EXCERPTED DATA:
'''

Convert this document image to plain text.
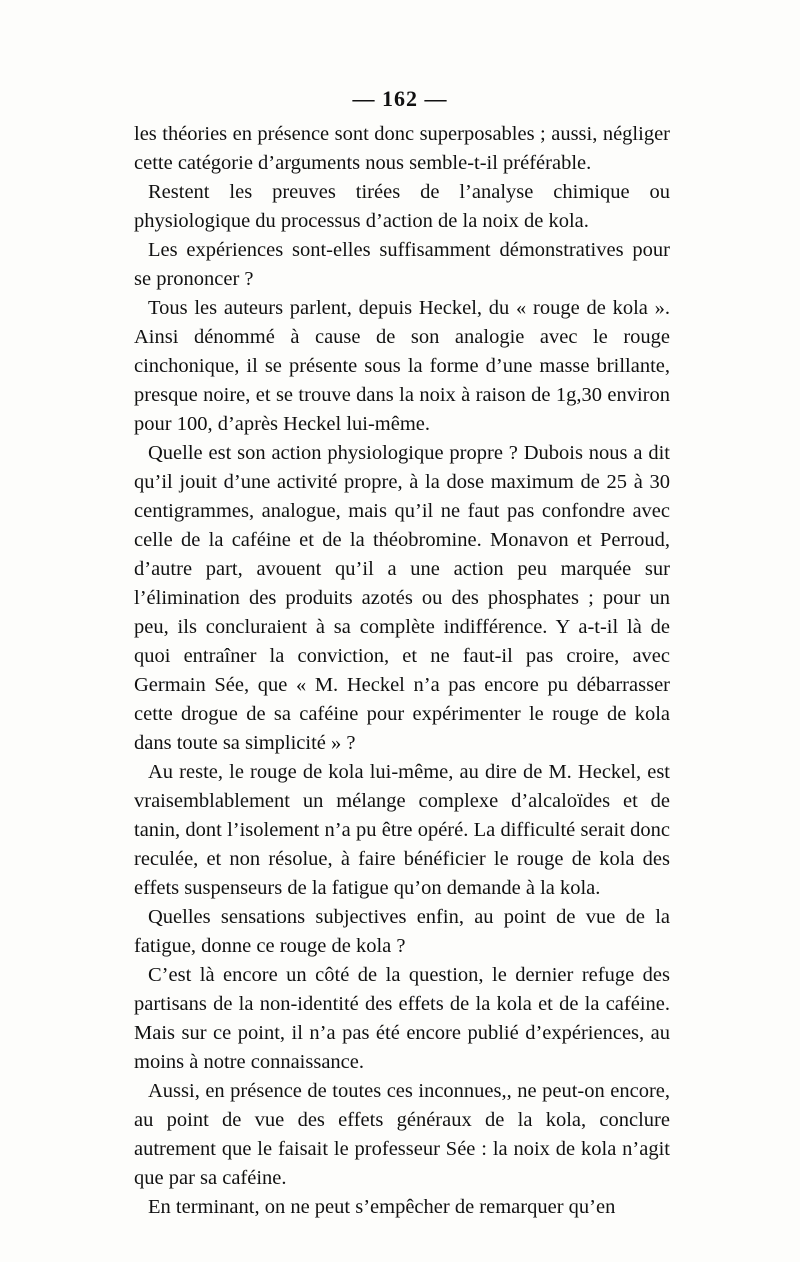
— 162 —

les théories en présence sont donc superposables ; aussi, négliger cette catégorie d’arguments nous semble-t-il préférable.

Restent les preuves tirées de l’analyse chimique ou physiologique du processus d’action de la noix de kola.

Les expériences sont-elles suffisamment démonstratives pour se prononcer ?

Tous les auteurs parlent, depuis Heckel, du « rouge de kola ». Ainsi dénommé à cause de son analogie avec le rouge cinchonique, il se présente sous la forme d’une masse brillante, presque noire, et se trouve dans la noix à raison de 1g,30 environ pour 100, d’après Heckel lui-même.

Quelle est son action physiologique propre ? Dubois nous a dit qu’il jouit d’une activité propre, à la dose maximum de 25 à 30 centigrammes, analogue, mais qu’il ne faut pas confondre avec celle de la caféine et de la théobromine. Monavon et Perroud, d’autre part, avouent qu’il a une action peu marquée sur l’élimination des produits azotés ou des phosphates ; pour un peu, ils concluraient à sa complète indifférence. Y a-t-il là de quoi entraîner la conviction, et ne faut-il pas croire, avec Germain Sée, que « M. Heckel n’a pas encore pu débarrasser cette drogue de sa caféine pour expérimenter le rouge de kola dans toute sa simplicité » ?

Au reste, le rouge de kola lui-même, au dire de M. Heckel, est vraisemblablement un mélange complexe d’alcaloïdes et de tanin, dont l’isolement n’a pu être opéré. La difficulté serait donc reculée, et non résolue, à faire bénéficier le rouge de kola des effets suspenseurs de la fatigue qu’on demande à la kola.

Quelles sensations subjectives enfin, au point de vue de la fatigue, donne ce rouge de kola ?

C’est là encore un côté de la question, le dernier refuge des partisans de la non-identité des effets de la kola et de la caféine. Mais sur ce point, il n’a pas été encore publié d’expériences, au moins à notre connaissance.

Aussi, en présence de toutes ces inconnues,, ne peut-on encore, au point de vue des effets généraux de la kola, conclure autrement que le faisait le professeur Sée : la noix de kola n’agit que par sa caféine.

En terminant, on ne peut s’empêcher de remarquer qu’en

'''

TASK DIRECTIONS: In the listing above, find each line with the word "peut" and copy it.

OUTPUT OF THE TASK:
Aussi, en présence de toutes ces inconnues,, ne peut-on encore, au point de vue des effets généraux de la kola, conclure autrement que le faisait le professeur Sée : la noix de kola n’agit que par sa caféine.
En terminant, on ne peut s’empêcher de remarquer qu’en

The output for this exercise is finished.